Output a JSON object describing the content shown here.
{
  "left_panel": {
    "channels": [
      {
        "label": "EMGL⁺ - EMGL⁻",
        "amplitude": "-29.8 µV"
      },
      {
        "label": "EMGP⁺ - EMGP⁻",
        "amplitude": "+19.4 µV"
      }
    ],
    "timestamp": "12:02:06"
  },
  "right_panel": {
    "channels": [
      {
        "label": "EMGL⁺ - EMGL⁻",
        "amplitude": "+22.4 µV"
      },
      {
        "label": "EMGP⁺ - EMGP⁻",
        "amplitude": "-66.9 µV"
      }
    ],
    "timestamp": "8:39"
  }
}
####################
REQUEST: Transcribe all the entries, keeping each one exactly as it is.

ANSWER FOR THE TASK:
Output a JSON object describing the content shown here.
{
  "left_panel": {
    "channels": [
      {
        "label": "EMGL⁺ - EMGL⁻",
        "amplitude": "-29.8 µV"
      },
      {
        "label": "EMGP⁺ - EMGP⁻",
        "amplitude": "+19.4 µV"
      }
    ],
    "timestamp": "12:02:06"
  },
  "right_panel": {
    "channels": [
      {
        "label": "EMGL⁺ - EMGL⁻",
        "amplitude": "+22.4 µV"
      },
      {
        "label": "EMGP⁺ - EMGP⁻",
        "amplitude": "-66.9 µV"
      }
    ],
    "timestamp": "8:39"
  }
}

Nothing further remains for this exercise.